--- Begin Exercise materials ---

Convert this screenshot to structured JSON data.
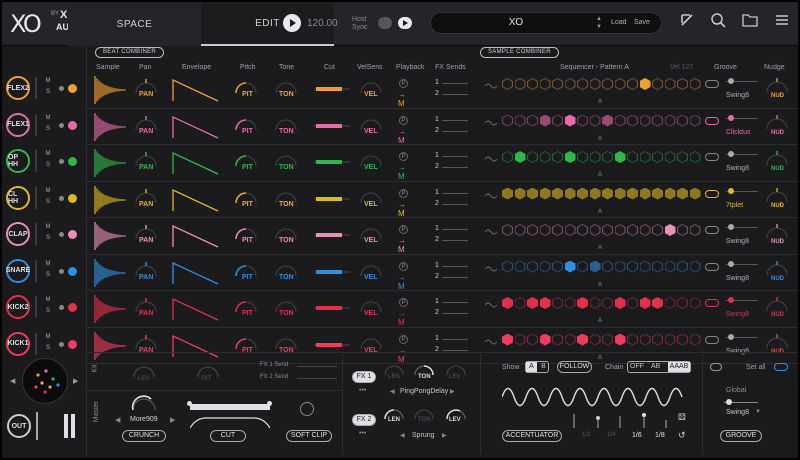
{
  "header": {
    "logo": "XO",
    "by": "BY",
    "brand_line1": "XLN",
    "brand_line2": "AUDIO",
    "tabs": [
      {
        "label": "SPACE"
      },
      {
        "label": "EDIT"
      }
    ],
    "bpm": "120.00",
    "host_sync_line1": "Host",
    "host_sync_line2": "Sync",
    "preset_name": "XO",
    "load_label": "Load",
    "save_label": "Save"
  },
  "beat_combiner": {
    "title": "BEAT COMBINER",
    "columns": [
      "Sample",
      "Pan",
      "Envelope",
      "Pitch",
      "Tone",
      "Cut",
      "VelSens",
      "Playback",
      "FX Sends"
    ]
  },
  "sample_combiner": {
    "title": "SAMPLE COMBINER",
    "sequencer_label": "Sequencer - Pattern A",
    "vel_label": "Vel 127",
    "groove_label": "Groove",
    "nudge_label": "Nudge"
  },
  "channels": [
    {
      "name": "FLEX2",
      "color": "#f0a030",
      "pan": "PAN",
      "pitch": "PIT",
      "tone": "TON",
      "vel": "VEL",
      "send1": "1",
      "send2": "2",
      "groove": "Swing8",
      "nudge": "NUD"
    },
    {
      "name": "FLEX1",
      "color": "#e86aa8",
      "pan": "PAN",
      "pitch": "PIT",
      "tone": "TON",
      "vel": "VEL",
      "send1": "1",
      "send2": "2",
      "groove": "Clicktus",
      "nudge": "NUD"
    },
    {
      "name": "OP HH",
      "color": "#2eb84a",
      "pan": "PAN",
      "pitch": "PIT",
      "tone": "TON",
      "vel": "VEL",
      "send1": "1",
      "send2": "2",
      "groove": "Swing8",
      "nudge": "NUD"
    },
    {
      "name": "CL HH",
      "color": "#e0b820",
      "pan": "PAN",
      "pitch": "PIT",
      "tone": "TON",
      "vel": "VEL",
      "send1": "1",
      "send2": "2",
      "groove": "7tplet",
      "nudge": "NUD"
    },
    {
      "name": "CLAP",
      "color": "#e891b4",
      "pan": "PAN",
      "pitch": "PIT",
      "tone": "TON",
      "vel": "VEL",
      "send1": "1",
      "send2": "2",
      "groove": "Swing8",
      "nudge": "NUD"
    },
    {
      "name": "SNARE",
      "color": "#2f8fe0",
      "pan": "PAN",
      "pitch": "PIT",
      "tone": "TON",
      "vel": "VEL",
      "send1": "1",
      "send2": "2",
      "groove": "Swing8",
      "nudge": "NUD"
    },
    {
      "name": "KICK2",
      "color": "#e0304a",
      "pan": "PAN",
      "pitch": "PIT",
      "tone": "TON",
      "vel": "VEL",
      "send1": "1",
      "send2": "2",
      "groove": "Swing8",
      "nudge": "NUD"
    },
    {
      "name": "KICK1",
      "color": "#f03c5a",
      "pan": "PAN",
      "pitch": "PIT",
      "tone": "TON",
      "vel": "VEL",
      "send1": "1",
      "send2": "2",
      "groove": "Swing8",
      "nudge": "NUD"
    }
  ],
  "row_marker": "A",
  "kit": {
    "label": "Kit",
    "lev": "LEV",
    "pit": "PIT",
    "fx1_send": "FX 1 Send",
    "fx2_send": "FX 2 Send"
  },
  "master": {
    "label": "Master",
    "preset": "More909",
    "crunch": "CRUNCH",
    "cut": "CUT",
    "soft_clip": "SOFT CLIP"
  },
  "fx": {
    "fx1": "FX 1",
    "fx2": "FX 2",
    "len": "LEN",
    "ton": "TON",
    "lev": "LEV",
    "fx1_name": "PingPongDelay",
    "fx2_name": "Sprung"
  },
  "bottom_seq": {
    "show_label": "Show",
    "show_a": "A",
    "show_b": "B",
    "follow": "FOLLOW",
    "chain_label": "Chain",
    "chain_off": "OFF",
    "chain_ab": "AB",
    "chain_aaab": "AAAB",
    "accentuator": "ACCENTUATOR",
    "div1": "1/2",
    "div2": "1/4",
    "div3": "1/6",
    "div4": "1/8"
  },
  "groove_panel": {
    "set_all": "Set all",
    "global": "Global",
    "preset": "Swing8",
    "groove_btn": "GROOVE"
  },
  "out_label": "OUT",
  "colors": {
    "bg": "#1b1b1e",
    "panel": "#252529",
    "text": "#c8c8cc"
  }
}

--- End Exercise materials ---

- [What is asked] Omit the pictures, and quote the material above exactly as given.

- [Solution to this exercise]
Convert this screenshot to structured JSON data.
{
  "header": {
    "logo": "XO",
    "by": "BY",
    "brand_line1": "XLN",
    "brand_line2": "AUDIO",
    "tabs": [
      {
        "label": "SPACE"
      },
      {
        "label": "EDIT"
      }
    ],
    "bpm": "120.00",
    "host_sync_line1": "Host",
    "host_sync_line2": "Sync",
    "preset_name": "XO",
    "load_label": "Load",
    "save_label": "Save"
  },
  "beat_combiner": {
    "title": "BEAT COMBINER",
    "columns": [
      "Sample",
      "Pan",
      "Envelope",
      "Pitch",
      "Tone",
      "Cut",
      "VelSens",
      "Playback",
      "FX Sends"
    ]
  },
  "sample_combiner": {
    "title": "SAMPLE COMBINER",
    "sequencer_label": "Sequencer - Pattern A",
    "vel_label": "Vel 127",
    "groove_label": "Groove",
    "nudge_label": "Nudge"
  },
  "channels": [
    {
      "name": "FLEX2",
      "color": "#f0a030",
      "pan": "PAN",
      "pitch": "PIT",
      "tone": "TON",
      "vel": "VEL",
      "send1": "1",
      "send2": "2",
      "groove": "Swing8",
      "nudge": "NUD"
    },
    {
      "name": "FLEX1",
      "color": "#e86aa8",
      "pan": "PAN",
      "pitch": "PIT",
      "tone": "TON",
      "vel": "VEL",
      "send1": "1",
      "send2": "2",
      "groove": "Clicktus",
      "nudge": "NUD"
    },
    {
      "name": "OP HH",
      "color": "#2eb84a",
      "pan": "PAN",
      "pitch": "PIT",
      "tone": "TON",
      "vel": "VEL",
      "send1": "1",
      "send2": "2",
      "groove": "Swing8",
      "nudge": "NUD"
    },
    {
      "name": "CL HH",
      "color": "#e0b820",
      "pan": "PAN",
      "pitch": "PIT",
      "tone": "TON",
      "vel": "VEL",
      "send1": "1",
      "send2": "2",
      "groove": "7tplet",
      "nudge": "NUD"
    },
    {
      "name": "CLAP",
      "color": "#e891b4",
      "pan": "PAN",
      "pitch": "PIT",
      "tone": "TON",
      "vel": "VEL",
      "send1": "1",
      "send2": "2",
      "groove": "Swing8",
      "nudge": "NUD"
    },
    {
      "name": "SNARE",
      "color": "#2f8fe0",
      "pan": "PAN",
      "pitch": "PIT",
      "tone": "TON",
      "vel": "VEL",
      "send1": "1",
      "send2": "2",
      "groove": "Swing8",
      "nudge": "NUD"
    },
    {
      "name": "KICK2",
      "color": "#e0304a",
      "pan": "PAN",
      "pitch": "PIT",
      "tone": "TON",
      "vel": "VEL",
      "send1": "1",
      "send2": "2",
      "groove": "Swing8",
      "nudge": "NUD"
    },
    {
      "name": "KICK1",
      "color": "#f03c5a",
      "pan": "PAN",
      "pitch": "PIT",
      "tone": "TON",
      "vel": "VEL",
      "send1": "1",
      "send2": "2",
      "groove": "Swing8",
      "nudge": "NUD"
    }
  ],
  "row_marker": "A",
  "kit": {
    "label": "Kit",
    "lev": "LEV",
    "pit": "PIT",
    "fx1_send": "FX 1 Send",
    "fx2_send": "FX 2 Send"
  },
  "master": {
    "label": "Master",
    "preset": "More909",
    "crunch": "CRUNCH",
    "cut": "CUT",
    "soft_clip": "SOFT CLIP"
  },
  "fx": {
    "fx1": "FX 1",
    "fx2": "FX 2",
    "len": "LEN",
    "ton": "TON",
    "lev": "LEV",
    "fx1_name": "PingPongDelay",
    "fx2_name": "Sprung"
  },
  "bottom_seq": {
    "show_label": "Show",
    "show_a": "A",
    "show_b": "B",
    "follow": "FOLLOW",
    "chain_label": "Chain",
    "chain_off": "OFF",
    "chain_ab": "AB",
    "chain_aaab": "AAAB",
    "accentuator": "ACCENTUATOR",
    "div1": "1/2",
    "div2": "1/4",
    "div3": "1/6",
    "div4": "1/8"
  },
  "groove_panel": {
    "set_all": "Set all",
    "global": "Global",
    "preset": "Swing8",
    "groove_btn": "GROOVE"
  },
  "out_label": "OUT",
  "colors": {
    "bg": "#1b1b1e",
    "panel": "#252529",
    "text": "#c8c8cc"
  }
}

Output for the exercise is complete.